(Dataset listings of figures)
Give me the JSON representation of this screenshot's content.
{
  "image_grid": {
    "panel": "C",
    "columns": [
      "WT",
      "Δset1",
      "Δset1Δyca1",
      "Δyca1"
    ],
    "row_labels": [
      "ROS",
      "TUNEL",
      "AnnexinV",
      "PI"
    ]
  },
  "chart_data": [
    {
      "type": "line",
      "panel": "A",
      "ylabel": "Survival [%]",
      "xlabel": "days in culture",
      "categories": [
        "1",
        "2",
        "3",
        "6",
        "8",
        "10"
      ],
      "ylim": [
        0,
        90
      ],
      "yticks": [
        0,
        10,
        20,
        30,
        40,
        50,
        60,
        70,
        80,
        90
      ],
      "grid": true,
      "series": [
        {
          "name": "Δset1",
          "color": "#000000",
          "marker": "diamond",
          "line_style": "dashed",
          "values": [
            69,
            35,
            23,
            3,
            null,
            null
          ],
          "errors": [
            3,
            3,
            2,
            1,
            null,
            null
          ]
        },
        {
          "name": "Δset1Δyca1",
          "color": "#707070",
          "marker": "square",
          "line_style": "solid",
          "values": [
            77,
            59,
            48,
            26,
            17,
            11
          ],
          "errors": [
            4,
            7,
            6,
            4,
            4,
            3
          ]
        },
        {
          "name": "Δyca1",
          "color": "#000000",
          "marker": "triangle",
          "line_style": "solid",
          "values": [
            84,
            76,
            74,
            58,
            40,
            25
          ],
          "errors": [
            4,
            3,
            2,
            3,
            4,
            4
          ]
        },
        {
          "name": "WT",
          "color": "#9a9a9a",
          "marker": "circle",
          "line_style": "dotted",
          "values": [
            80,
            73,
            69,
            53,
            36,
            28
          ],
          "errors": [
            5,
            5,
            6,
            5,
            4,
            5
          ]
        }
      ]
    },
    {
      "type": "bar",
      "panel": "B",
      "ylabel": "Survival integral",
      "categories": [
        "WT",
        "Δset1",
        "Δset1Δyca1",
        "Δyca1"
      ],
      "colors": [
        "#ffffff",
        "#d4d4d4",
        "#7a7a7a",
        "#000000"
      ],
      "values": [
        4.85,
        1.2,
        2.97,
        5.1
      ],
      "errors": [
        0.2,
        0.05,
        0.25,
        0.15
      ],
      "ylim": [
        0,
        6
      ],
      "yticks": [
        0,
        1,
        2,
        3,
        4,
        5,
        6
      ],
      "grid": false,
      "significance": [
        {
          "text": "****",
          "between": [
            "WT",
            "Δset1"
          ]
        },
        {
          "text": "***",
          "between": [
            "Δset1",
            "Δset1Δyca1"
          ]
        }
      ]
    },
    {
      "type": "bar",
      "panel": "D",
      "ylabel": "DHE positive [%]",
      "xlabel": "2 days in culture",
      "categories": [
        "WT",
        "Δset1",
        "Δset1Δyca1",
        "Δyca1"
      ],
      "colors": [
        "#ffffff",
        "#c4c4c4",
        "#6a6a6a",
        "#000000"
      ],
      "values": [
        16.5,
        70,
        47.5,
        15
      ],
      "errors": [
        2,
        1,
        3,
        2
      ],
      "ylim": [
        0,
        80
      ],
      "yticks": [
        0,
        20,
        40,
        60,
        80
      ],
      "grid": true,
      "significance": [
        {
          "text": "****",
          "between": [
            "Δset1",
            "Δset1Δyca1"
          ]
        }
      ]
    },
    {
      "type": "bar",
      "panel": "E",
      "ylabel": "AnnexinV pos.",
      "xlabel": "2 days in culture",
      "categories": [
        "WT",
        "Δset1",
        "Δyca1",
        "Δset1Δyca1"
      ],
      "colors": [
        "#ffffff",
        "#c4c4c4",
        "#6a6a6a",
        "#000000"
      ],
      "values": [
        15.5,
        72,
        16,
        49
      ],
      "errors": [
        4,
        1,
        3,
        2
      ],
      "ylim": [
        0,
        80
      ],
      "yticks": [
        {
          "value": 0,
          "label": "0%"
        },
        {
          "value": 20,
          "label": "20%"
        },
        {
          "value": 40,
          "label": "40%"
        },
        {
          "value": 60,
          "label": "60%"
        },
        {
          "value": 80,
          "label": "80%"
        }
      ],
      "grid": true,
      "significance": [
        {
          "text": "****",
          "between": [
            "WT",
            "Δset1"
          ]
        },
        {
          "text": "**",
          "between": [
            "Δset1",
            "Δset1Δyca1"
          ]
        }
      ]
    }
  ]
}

What the task asks
Write out every entry above, word for word.

Output below
Give me the JSON representation of this screenshot's content.
{
  "image_grid": {
    "panel": "C",
    "columns": [
      "WT",
      "Δset1",
      "Δset1Δyca1",
      "Δyca1"
    ],
    "row_labels": [
      "ROS",
      "TUNEL",
      "AnnexinV",
      "PI"
    ]
  },
  "chart_data": [
    {
      "type": "line",
      "panel": "A",
      "ylabel": "Survival [%]",
      "xlabel": "days in culture",
      "categories": [
        "1",
        "2",
        "3",
        "6",
        "8",
        "10"
      ],
      "ylim": [
        0,
        90
      ],
      "yticks": [
        0,
        10,
        20,
        30,
        40,
        50,
        60,
        70,
        80,
        90
      ],
      "grid": true,
      "series": [
        {
          "name": "Δset1",
          "color": "#000000",
          "marker": "diamond",
          "line_style": "dashed",
          "values": [
            69,
            35,
            23,
            3,
            null,
            null
          ],
          "errors": [
            3,
            3,
            2,
            1,
            null,
            null
          ]
        },
        {
          "name": "Δset1Δyca1",
          "color": "#707070",
          "marker": "square",
          "line_style": "solid",
          "values": [
            77,
            59,
            48,
            26,
            17,
            11
          ],
          "errors": [
            4,
            7,
            6,
            4,
            4,
            3
          ]
        },
        {
          "name": "Δyca1",
          "color": "#000000",
          "marker": "triangle",
          "line_style": "solid",
          "values": [
            84,
            76,
            74,
            58,
            40,
            25
          ],
          "errors": [
            4,
            3,
            2,
            3,
            4,
            4
          ]
        },
        {
          "name": "WT",
          "color": "#9a9a9a",
          "marker": "circle",
          "line_style": "dotted",
          "values": [
            80,
            73,
            69,
            53,
            36,
            28
          ],
          "errors": [
            5,
            5,
            6,
            5,
            4,
            5
          ]
        }
      ]
    },
    {
      "type": "bar",
      "panel": "B",
      "ylabel": "Survival integral",
      "categories": [
        "WT",
        "Δset1",
        "Δset1Δyca1",
        "Δyca1"
      ],
      "colors": [
        "#ffffff",
        "#d4d4d4",
        "#7a7a7a",
        "#000000"
      ],
      "values": [
        4.85,
        1.2,
        2.97,
        5.1
      ],
      "errors": [
        0.2,
        0.05,
        0.25,
        0.15
      ],
      "ylim": [
        0,
        6
      ],
      "yticks": [
        0,
        1,
        2,
        3,
        4,
        5,
        6
      ],
      "grid": false,
      "significance": [
        {
          "text": "****",
          "between": [
            "WT",
            "Δset1"
          ]
        },
        {
          "text": "***",
          "between": [
            "Δset1",
            "Δset1Δyca1"
          ]
        }
      ]
    },
    {
      "type": "bar",
      "panel": "D",
      "ylabel": "DHE positive [%]",
      "xlabel": "2 days in culture",
      "categories": [
        "WT",
        "Δset1",
        "Δset1Δyca1",
        "Δyca1"
      ],
      "colors": [
        "#ffffff",
        "#c4c4c4",
        "#6a6a6a",
        "#000000"
      ],
      "values": [
        16.5,
        70,
        47.5,
        15
      ],
      "errors": [
        2,
        1,
        3,
        2
      ],
      "ylim": [
        0,
        80
      ],
      "yticks": [
        0,
        20,
        40,
        60,
        80
      ],
      "grid": true,
      "significance": [
        {
          "text": "****",
          "between": [
            "Δset1",
            "Δset1Δyca1"
          ]
        }
      ]
    },
    {
      "type": "bar",
      "panel": "E",
      "ylabel": "AnnexinV pos.",
      "xlabel": "2 days in culture",
      "categories": [
        "WT",
        "Δset1",
        "Δyca1",
        "Δset1Δyca1"
      ],
      "colors": [
        "#ffffff",
        "#c4c4c4",
        "#6a6a6a",
        "#000000"
      ],
      "values": [
        15.5,
        72,
        16,
        49
      ],
      "errors": [
        4,
        1,
        3,
        2
      ],
      "ylim": [
        0,
        80
      ],
      "yticks": [
        {
          "value": 0,
          "label": "0%"
        },
        {
          "value": 20,
          "label": "20%"
        },
        {
          "value": 40,
          "label": "40%"
        },
        {
          "value": 60,
          "label": "60%"
        },
        {
          "value": 80,
          "label": "80%"
        }
      ],
      "grid": true,
      "significance": [
        {
          "text": "****",
          "between": [
            "WT",
            "Δset1"
          ]
        },
        {
          "text": "**",
          "between": [
            "Δset1",
            "Δset1Δyca1"
          ]
        }
      ]
    }
  ]
}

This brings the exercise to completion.